Problem to solve -> Work out how many lines of the listing hold the string "afternoon", then answer with that number and nothing else.

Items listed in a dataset

<<<<

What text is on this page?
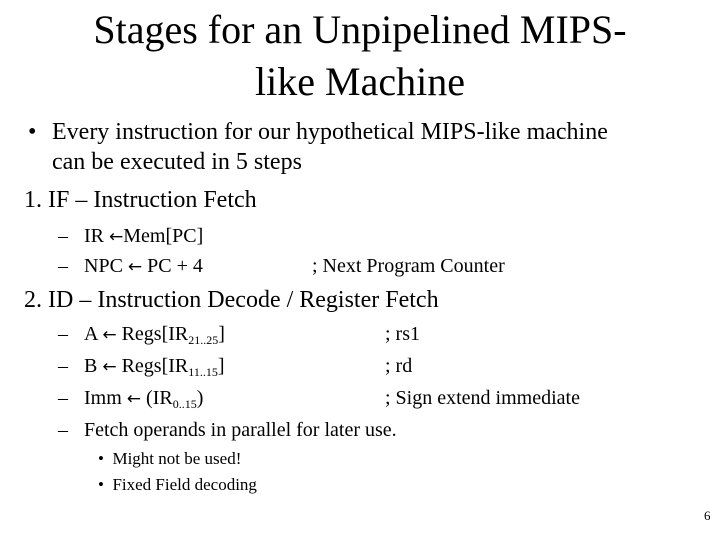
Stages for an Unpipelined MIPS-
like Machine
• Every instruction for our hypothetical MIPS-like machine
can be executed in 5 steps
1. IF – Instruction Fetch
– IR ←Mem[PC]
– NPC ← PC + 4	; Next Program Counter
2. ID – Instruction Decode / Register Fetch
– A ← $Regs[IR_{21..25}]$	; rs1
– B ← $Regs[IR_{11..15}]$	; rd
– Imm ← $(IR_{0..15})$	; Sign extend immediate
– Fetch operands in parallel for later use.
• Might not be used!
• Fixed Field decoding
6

>>>>
<<<<

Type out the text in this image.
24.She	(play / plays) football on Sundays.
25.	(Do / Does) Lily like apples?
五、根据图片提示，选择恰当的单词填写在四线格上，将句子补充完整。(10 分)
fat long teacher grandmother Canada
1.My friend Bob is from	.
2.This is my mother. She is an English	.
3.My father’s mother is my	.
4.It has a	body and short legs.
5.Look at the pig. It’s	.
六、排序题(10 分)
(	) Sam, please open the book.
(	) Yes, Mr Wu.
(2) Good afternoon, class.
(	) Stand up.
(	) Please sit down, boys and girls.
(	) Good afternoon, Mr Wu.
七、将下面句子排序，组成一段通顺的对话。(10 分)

>>>>
<<<<

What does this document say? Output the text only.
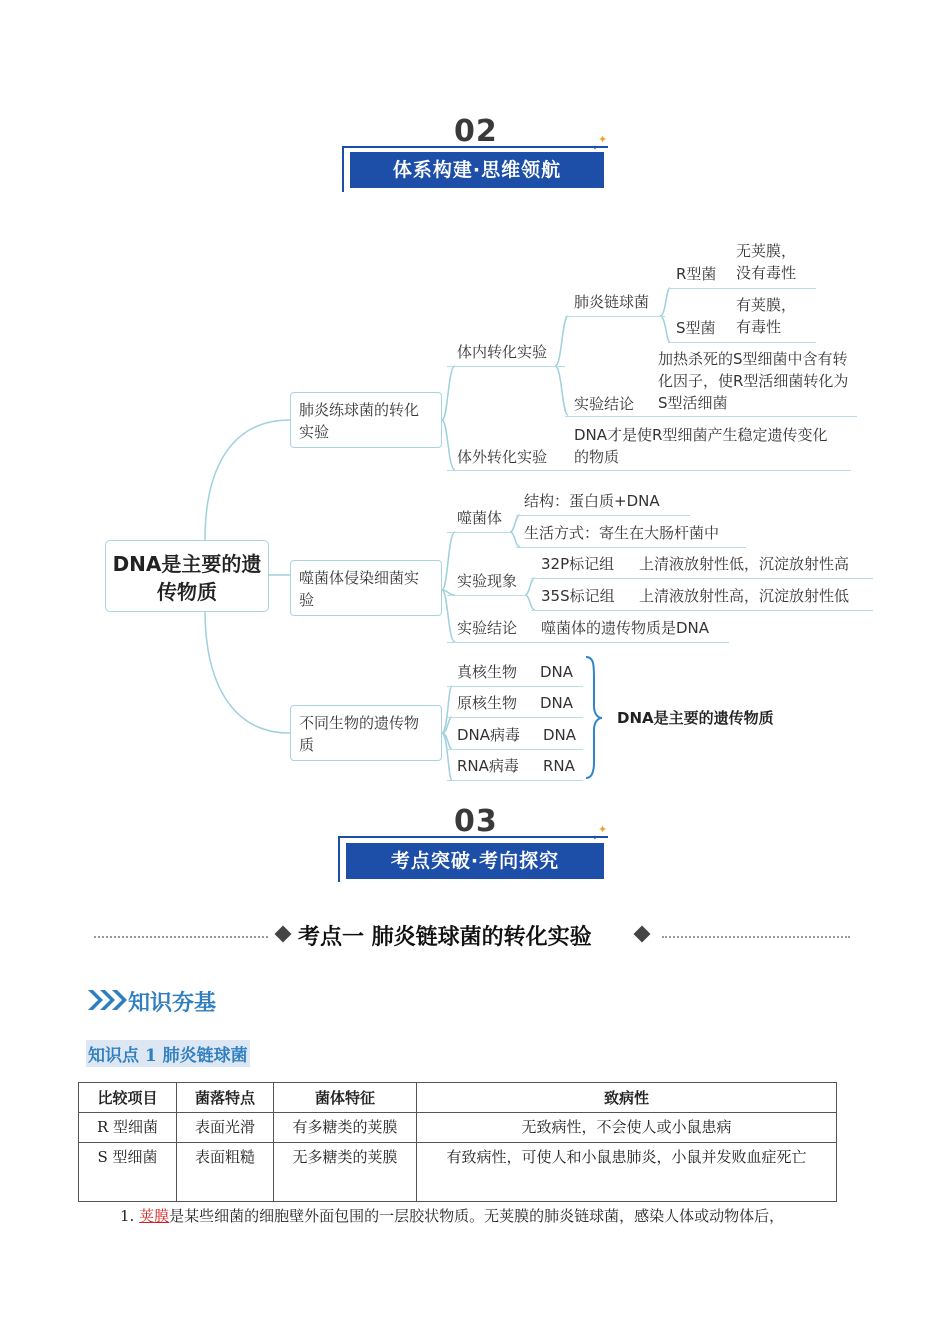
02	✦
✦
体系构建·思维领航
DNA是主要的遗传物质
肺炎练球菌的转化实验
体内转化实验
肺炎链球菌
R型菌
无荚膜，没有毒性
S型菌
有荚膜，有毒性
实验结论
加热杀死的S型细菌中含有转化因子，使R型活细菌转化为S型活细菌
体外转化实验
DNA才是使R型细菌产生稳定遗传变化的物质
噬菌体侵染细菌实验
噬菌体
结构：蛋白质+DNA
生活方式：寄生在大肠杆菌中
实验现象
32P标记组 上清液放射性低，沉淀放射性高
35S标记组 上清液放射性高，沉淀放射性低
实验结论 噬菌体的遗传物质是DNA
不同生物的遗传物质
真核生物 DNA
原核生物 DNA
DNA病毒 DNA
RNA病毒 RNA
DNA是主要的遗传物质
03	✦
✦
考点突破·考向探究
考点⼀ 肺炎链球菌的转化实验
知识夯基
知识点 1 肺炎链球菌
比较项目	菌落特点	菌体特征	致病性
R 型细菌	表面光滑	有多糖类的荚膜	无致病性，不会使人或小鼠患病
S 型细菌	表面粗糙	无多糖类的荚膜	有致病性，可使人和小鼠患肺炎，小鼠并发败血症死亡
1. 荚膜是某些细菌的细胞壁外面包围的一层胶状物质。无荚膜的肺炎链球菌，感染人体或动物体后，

>>>>

Task output -> 2